# [CE QUE VOUS FEREZ]
a. Résumez l'extrait en deux phrases.
b. Recopiez sans rien changer le passage de l'extrait qui commence par « La Tora instaure » et va jusqu'à « passe la lanière. ».

# [EXTRAIT RETENU]
****************************************
« Imprimez donc Mes paroles sur votre cœur et dans votre pensée ; attachez-les, comme symbole, sur votre bras, et portez-les en fronteau entre vos yeux » (Devarim/Deutéronome 11,18).
La Tora instaure là une obligation spécifique au peuple juif : celle de mettre des tefilinnes. Ce sont des boîtiers en cuir, dans lesquels sont déposés quatre textes spécifiques extraits de la Tora, écrits sur du parchemin.
Le boîtier du bras est composé d’un seul compartiment, et les textes sont écrits les uns à la suite des autres, tandis que celui de la tête est fait de quatre compartiments, dans lesquels on dépose les textes écrits sur quatre morceaux de parchemin séparés.
Les deux boîtiers sont composés d’un cube en cuir reposant sur une base, la ma’abarta, plus large, dans laquelle passe la lanière.
Sur le boîtier de la tête, il faut que les compartiments soient visibles de l’extérieur. Une lettre « chin » est fabriquée dans le cuir même à l’extérieur.
****************************************
# [LISTING FOURNI]

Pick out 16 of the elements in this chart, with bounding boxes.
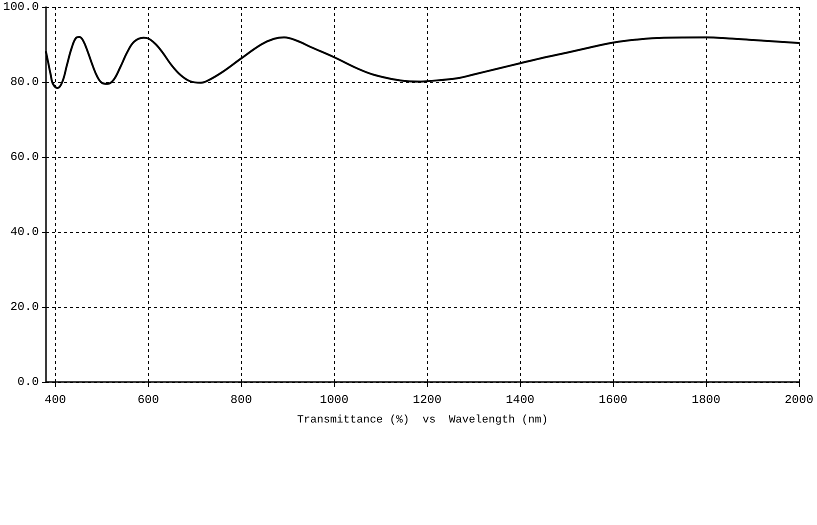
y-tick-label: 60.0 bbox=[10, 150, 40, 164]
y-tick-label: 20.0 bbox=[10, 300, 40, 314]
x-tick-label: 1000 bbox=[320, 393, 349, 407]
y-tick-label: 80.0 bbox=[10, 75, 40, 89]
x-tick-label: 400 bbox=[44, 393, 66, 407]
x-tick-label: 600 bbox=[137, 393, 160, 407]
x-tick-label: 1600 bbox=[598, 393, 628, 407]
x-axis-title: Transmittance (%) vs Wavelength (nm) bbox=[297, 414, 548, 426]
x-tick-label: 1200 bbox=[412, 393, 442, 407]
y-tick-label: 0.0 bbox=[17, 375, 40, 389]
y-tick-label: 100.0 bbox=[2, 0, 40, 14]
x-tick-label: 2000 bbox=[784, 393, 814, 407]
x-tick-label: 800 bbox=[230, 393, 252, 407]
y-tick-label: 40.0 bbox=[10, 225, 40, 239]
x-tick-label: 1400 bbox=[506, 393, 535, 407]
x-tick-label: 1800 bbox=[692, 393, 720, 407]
****************************************
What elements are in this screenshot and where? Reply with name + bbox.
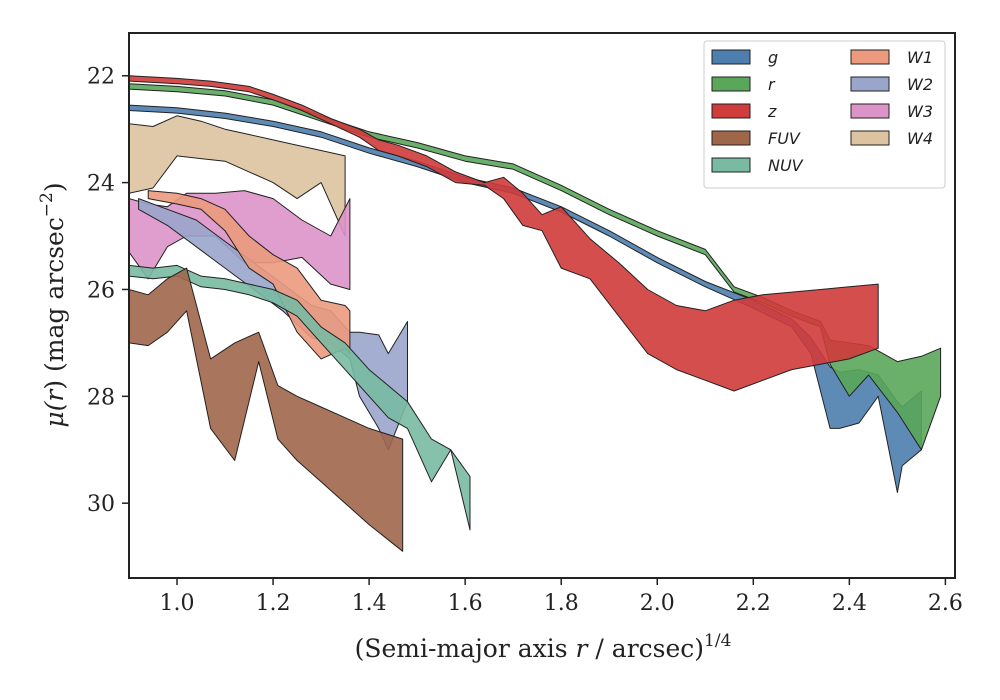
****************************************
# [RÉPONSES SUCCESSIVES]
a. Le verset de Devarim 11,18 établit pour le peuple juif l'obligation de mettre des tefilinnes, des boîtiers en cuir renfermant quatre textes de la Tora écrits sur parchemin. Le boîtier du bras n'a qu'un compartiment où les textes se suivent, alors que celui de la tête en compte quatre, visibles de l'extérieur et marqués d'une lettre « chin » façonnée dans le cuir.

b.
La Tora instaure là une obligation spécifique au peuple juif : celle de mettre des tefilinnes. Ce sont des boîtiers en cuir, dans lesquels sont déposés quatre textes spécifiques extraits de la Tora, écrits sur du parchemin.
Le boîtier du bras est composé d’un seul compartiment, et les textes sont écrits les uns à la suite des autres, tandis que celui de la tête est fait de quatre compartiments, dans lesquels on dépose les textes écrits sur quatre morceaux de parchemin séparés.
Les deux boîtiers sont composés d’un cube en cuir reposant sur une base, la ma’abarta, plus large, dans laquelle passe la lanière.